_What this task involves_:
All of the data below should be written out exactly.
^^^^^^^^^^^^^^^^
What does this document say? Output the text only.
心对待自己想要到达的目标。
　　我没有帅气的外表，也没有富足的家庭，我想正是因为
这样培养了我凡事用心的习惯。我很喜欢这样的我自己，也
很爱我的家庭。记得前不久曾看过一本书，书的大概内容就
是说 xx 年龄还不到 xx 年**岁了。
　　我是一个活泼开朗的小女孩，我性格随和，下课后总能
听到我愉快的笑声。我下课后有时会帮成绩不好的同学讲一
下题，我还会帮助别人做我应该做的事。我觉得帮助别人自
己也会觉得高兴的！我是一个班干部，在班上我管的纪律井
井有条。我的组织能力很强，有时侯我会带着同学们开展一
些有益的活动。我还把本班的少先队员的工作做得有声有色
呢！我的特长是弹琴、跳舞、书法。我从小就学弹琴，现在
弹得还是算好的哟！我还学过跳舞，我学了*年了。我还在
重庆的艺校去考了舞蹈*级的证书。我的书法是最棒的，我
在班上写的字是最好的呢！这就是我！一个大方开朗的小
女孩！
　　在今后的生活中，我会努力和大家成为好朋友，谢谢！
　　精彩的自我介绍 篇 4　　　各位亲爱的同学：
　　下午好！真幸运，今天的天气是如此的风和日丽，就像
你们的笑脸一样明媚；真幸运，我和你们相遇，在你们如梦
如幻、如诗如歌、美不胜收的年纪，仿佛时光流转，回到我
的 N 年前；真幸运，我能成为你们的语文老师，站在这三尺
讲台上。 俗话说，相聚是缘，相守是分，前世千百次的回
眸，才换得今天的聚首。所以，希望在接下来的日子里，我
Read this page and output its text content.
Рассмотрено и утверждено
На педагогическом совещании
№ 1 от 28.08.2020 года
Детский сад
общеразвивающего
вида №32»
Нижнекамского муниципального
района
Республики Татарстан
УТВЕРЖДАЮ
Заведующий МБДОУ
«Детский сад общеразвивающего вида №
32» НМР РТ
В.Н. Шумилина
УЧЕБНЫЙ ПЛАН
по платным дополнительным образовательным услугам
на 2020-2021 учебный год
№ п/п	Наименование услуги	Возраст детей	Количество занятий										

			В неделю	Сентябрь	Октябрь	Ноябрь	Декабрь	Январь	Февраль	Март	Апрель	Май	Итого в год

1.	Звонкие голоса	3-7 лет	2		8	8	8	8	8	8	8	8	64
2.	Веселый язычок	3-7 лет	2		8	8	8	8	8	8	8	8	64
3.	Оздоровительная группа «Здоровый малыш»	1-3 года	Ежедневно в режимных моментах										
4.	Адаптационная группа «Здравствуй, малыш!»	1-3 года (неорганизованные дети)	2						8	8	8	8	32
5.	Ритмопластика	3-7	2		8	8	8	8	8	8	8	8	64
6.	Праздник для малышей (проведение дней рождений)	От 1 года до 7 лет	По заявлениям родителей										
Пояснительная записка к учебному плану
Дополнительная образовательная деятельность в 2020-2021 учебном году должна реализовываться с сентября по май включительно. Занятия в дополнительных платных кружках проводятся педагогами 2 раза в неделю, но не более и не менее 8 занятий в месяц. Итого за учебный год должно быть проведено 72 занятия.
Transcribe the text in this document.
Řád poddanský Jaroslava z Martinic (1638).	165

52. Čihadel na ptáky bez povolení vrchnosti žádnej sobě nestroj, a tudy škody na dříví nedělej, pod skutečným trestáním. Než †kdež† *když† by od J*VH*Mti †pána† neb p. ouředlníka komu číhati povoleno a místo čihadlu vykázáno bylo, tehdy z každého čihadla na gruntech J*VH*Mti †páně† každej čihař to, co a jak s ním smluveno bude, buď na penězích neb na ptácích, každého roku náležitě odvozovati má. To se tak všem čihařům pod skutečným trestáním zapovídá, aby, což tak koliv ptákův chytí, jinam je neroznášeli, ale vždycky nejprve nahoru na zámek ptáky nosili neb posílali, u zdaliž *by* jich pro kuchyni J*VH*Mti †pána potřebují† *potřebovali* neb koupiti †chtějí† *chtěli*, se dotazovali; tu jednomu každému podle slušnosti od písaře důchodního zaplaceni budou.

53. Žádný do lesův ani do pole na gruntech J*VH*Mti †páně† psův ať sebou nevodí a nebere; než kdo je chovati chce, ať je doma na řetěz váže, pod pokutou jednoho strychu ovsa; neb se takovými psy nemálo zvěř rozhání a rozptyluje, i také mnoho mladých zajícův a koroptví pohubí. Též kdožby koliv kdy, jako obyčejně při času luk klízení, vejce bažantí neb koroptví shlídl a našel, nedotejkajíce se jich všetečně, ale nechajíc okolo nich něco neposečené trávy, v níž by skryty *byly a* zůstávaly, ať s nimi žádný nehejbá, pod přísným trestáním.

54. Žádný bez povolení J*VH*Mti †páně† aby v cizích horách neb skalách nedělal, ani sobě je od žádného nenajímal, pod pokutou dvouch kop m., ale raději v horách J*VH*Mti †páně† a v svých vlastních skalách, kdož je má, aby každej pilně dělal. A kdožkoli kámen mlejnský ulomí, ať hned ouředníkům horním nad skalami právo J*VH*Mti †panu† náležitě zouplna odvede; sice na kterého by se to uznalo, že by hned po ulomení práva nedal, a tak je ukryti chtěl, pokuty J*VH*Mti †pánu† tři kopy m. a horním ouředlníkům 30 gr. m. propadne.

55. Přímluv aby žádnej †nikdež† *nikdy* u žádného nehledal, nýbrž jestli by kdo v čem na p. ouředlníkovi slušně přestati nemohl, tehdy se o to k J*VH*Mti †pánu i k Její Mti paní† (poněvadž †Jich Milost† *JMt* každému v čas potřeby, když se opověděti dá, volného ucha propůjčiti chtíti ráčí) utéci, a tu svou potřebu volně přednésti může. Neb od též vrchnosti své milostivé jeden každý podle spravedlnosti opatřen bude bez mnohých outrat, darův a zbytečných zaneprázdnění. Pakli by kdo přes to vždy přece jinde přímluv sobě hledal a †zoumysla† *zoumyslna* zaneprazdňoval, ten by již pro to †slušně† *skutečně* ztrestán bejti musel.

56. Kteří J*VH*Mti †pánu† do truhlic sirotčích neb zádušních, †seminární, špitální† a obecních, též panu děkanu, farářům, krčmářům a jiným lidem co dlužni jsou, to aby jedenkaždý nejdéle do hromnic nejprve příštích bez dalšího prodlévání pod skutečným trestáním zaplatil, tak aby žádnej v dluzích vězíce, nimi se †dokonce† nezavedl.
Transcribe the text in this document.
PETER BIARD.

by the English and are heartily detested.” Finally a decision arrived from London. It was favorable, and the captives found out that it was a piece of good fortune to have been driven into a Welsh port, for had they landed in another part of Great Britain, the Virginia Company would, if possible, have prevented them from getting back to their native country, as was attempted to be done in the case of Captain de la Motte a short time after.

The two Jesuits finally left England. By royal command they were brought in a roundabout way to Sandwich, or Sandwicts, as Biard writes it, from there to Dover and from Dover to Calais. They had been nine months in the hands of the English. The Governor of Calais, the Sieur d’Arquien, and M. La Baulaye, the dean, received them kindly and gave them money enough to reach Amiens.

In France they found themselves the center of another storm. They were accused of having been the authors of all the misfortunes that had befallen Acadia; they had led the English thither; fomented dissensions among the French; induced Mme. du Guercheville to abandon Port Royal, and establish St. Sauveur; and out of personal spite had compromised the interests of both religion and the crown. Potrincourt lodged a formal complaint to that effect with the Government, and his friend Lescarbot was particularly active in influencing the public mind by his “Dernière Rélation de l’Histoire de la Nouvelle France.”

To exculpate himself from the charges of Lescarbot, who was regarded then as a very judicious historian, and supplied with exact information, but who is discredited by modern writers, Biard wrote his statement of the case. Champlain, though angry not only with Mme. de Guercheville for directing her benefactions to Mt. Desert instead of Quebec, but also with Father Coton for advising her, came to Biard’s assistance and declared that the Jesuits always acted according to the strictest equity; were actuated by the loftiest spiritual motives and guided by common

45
^^^^^^^^^^^^^^^^
_Worked solution_:
What does this document say? Output the text only.
心对待自己想要到达的目标。
　　我没有帅气的外表，也没有富足的家庭，我想正是因为
这样培养了我凡事用心的习惯。我很喜欢这样的我自己，也
很爱我的家庭。记得前不久曾看过一本书，书的大概内容就
是说 xx 年龄还不到 xx 年**岁了。
　　我是一个活泼开朗的小女孩，我性格随和，下课后总能
听到我愉快的笑声。我下课后有时会帮成绩不好的同学讲一
下题，我还会帮助别人做我应该做的事。我觉得帮助别人自
己也会觉得高兴的！我是一个班干部，在班上我管的纪律井
井有条。我的组织能力很强，有时侯我会带着同学们开展一
些有益的活动。我还把本班的少先队员的工作做得有声有色
呢！我的特长是弹琴、跳舞、书法。我从小就学弹琴，现在
弹得还是算好的哟！我还学过跳舞，我学了*年了。我还在
重庆的艺校去考了舞蹈*级的证书。我的书法是最棒的，我
在班上写的字是最好的呢！这就是我！一个大方开朗的小
女孩！
　　在今后的生活中，我会努力和大家成为好朋友，谢谢！
　　精彩的自我介绍 篇 4　　　各位亲爱的同学：
　　下午好！真幸运，今天的天气是如此的风和日丽，就像
你们的笑脸一样明媚；真幸运，我和你们相遇，在你们如梦
如幻、如诗如歌、美不胜收的年纪，仿佛时光流转，回到我
的 N 年前；真幸运，我能成为你们的语文老师，站在这三尺
讲台上。 俗话说，相聚是缘，相守是分，前世千百次的回
眸，才换得今天的聚首。所以，希望在接下来的日子里，我
Read this page and output its text content.
Рассмотрено и утверждено
На педагогическом совещании
№ 1 от 28.08.2020 года
Детский сад
общеразвивающего
вида №32»
Нижнекамского муниципального
района
Республики Татарстан
УТВЕРЖДАЮ
Заведующий МБДОУ
«Детский сад общеразвивающего вида №
32» НМР РТ
В.Н. Шумилина
УЧЕБНЫЙ ПЛАН
по платным дополнительным образовательным услугам
на 2020-2021 учебный год
№ п/п	Наименование услуги	Возраст детей	Количество занятий										

			В неделю	Сентябрь	Октябрь	Ноябрь	Декабрь	Январь	Февраль	Март	Апрель	Май	Итого в год

1.	Звонкие голоса	3-7 лет	2		8	8	8	8	8	8	8	8	64
2.	Веселый язычок	3-7 лет	2		8	8	8	8	8	8	8	8	64
3.	Оздоровительная группа «Здоровый малыш»	1-3 года	Ежедневно в режимных моментах										
4.	Адаптационная группа «Здравствуй, малыш!»	1-3 года (неорганизованные дети)	2						8	8	8	8	32
5.	Ритмопластика	3-7	2		8	8	8	8	8	8	8	8	64
6.	Праздник для малышей (проведение дней рождений)	От 1 года до 7 лет	По заявлениям родителей										
Пояснительная записка к учебному плану
Дополнительная образовательная деятельность в 2020-2021 учебном году должна реализовываться с сентября по май включительно. Занятия в дополнительных платных кружках проводятся педагогами 2 раза в неделю, но не более и не менее 8 занятий в месяц. Итого за учебный год должно быть проведено 72 занятия.
Transcribe the text in this document.
Řád poddanský Jaroslava z Martinic (1638).	165

52. Čihadel na ptáky bez povolení vrchnosti žádnej sobě nestroj, a tudy škody na dříví nedělej, pod skutečným trestáním. Než †kdež† *když† by od J*VH*Mti †pána† neb p. ouředlníka komu číhati povoleno a místo čihadlu vykázáno bylo, tehdy z každého čihadla na gruntech J*VH*Mti †páně† každej čihař to, co a jak s ním smluveno bude, buď na penězích neb na ptácích, každého roku náležitě odvozovati má. To se tak všem čihařům pod skutečným trestáním zapovídá, aby, což tak koliv ptákův chytí, jinam je neroznášeli, ale vždycky nejprve nahoru na zámek ptáky nosili neb posílali, u zdaliž *by* jich pro kuchyni J*VH*Mti †pána potřebují† *potřebovali* neb koupiti †chtějí† *chtěli*, se dotazovali; tu jednomu každému podle slušnosti od písaře důchodního zaplaceni budou.

53. Žádný do lesův ani do pole na gruntech J*VH*Mti †páně† psův ať sebou nevodí a nebere; než kdo je chovati chce, ať je doma na řetěz váže, pod pokutou jednoho strychu ovsa; neb se takovými psy nemálo zvěř rozhání a rozptyluje, i také mnoho mladých zajícův a koroptví pohubí. Též kdožby koliv kdy, jako obyčejně při času luk klízení, vejce bažantí neb koroptví shlídl a našel, nedotejkajíce se jich všetečně, ale nechajíc okolo nich něco neposečené trávy, v níž by skryty *byly a* zůstávaly, ať s nimi žádný nehejbá, pod přísným trestáním.

54. Žádný bez povolení J*VH*Mti †páně† aby v cizích horách neb skalách nedělal, ani sobě je od žádného nenajímal, pod pokutou dvouch kop m., ale raději v horách J*VH*Mti †páně† a v svých vlastních skalách, kdož je má, aby každej pilně dělal. A kdožkoli kámen mlejnský ulomí, ať hned ouředníkům horním nad skalami právo J*VH*Mti †panu† náležitě zouplna odvede; sice na kterého by se to uznalo, že by hned po ulomení práva nedal, a tak je ukryti chtěl, pokuty J*VH*Mti †pánu† tři kopy m. a horním ouředlníkům 30 gr. m. propadne.

55. Přímluv aby žádnej †nikdež† *nikdy* u žádného nehledal, nýbrž jestli by kdo v čem na p. ouředlníkovi slušně přestati nemohl, tehdy se o to k J*VH*Mti †pánu i k Její Mti paní† (poněvadž †Jich Milost† *JMt* každému v čas potřeby, když se opověděti dá, volného ucha propůjčiti chtíti ráčí) utéci, a tu svou potřebu volně přednésti může. Neb od též vrchnosti své milostivé jeden každý podle spravedlnosti opatřen bude bez mnohých outrat, darův a zbytečných zaneprázdnění. Pakli by kdo přes to vždy přece jinde přímluv sobě hledal a †zoumysla† *zoumyslna* zaneprazdňoval, ten by již pro to †slušně† *skutečně* ztrestán bejti musel.

56. Kteří J*VH*Mti †pánu† do truhlic sirotčích neb zádušních, †seminární, špitální† a obecních, též panu děkanu, farářům, krčmářům a jiným lidem co dlužni jsou, to aby jedenkaždý nejdéle do hromnic nejprve příštích bez dalšího prodlévání pod skutečným trestáním zaplatil, tak aby žádnej v dluzích vězíce, nimi se †dokonce† nezavedl.
Transcribe the text in this document.
PETER BIARD.

by the English and are heartily detested.” Finally a decision arrived from London. It was favorable, and the captives found out that it was a piece of good fortune to have been driven into a Welsh port, for had they landed in another part of Great Britain, the Virginia Company would, if possible, have prevented them from getting back to their native country, as was attempted to be done in the case of Captain de la Motte a short time after.

The two Jesuits finally left England. By royal command they were brought in a roundabout way to Sandwich, or Sandwicts, as Biard writes it, from there to Dover and from Dover to Calais. They had been nine months in the hands of the English. The Governor of Calais, the Sieur d’Arquien, and M. La Baulaye, the dean, received them kindly and gave them money enough to reach Amiens.

In France they found themselves the center of another storm. They were accused of having been the authors of all the misfortunes that had befallen Acadia; they had led the English thither; fomented dissensions among the French; induced Mme. du Guercheville to abandon Port Royal, and establish St. Sauveur; and out of personal spite had compromised the interests of both religion and the crown. Potrincourt lodged a formal complaint to that effect with the Government, and his friend Lescarbot was particularly active in influencing the public mind by his “Dernière Rélation de l’Histoire de la Nouvelle France.”

To exculpate himself from the charges of Lescarbot, who was regarded then as a very judicious historian, and supplied with exact information, but who is discredited by modern writers, Biard wrote his statement of the case. Champlain, though angry not only with Mme. de Guercheville for directing her benefactions to Mt. Desert instead of Quebec, but also with Father Coton for advising her, came to Biard’s assistance and declared that the Jesuits always acted according to the strictest equity; were actuated by the loftiest spiritual motives and guided by common

45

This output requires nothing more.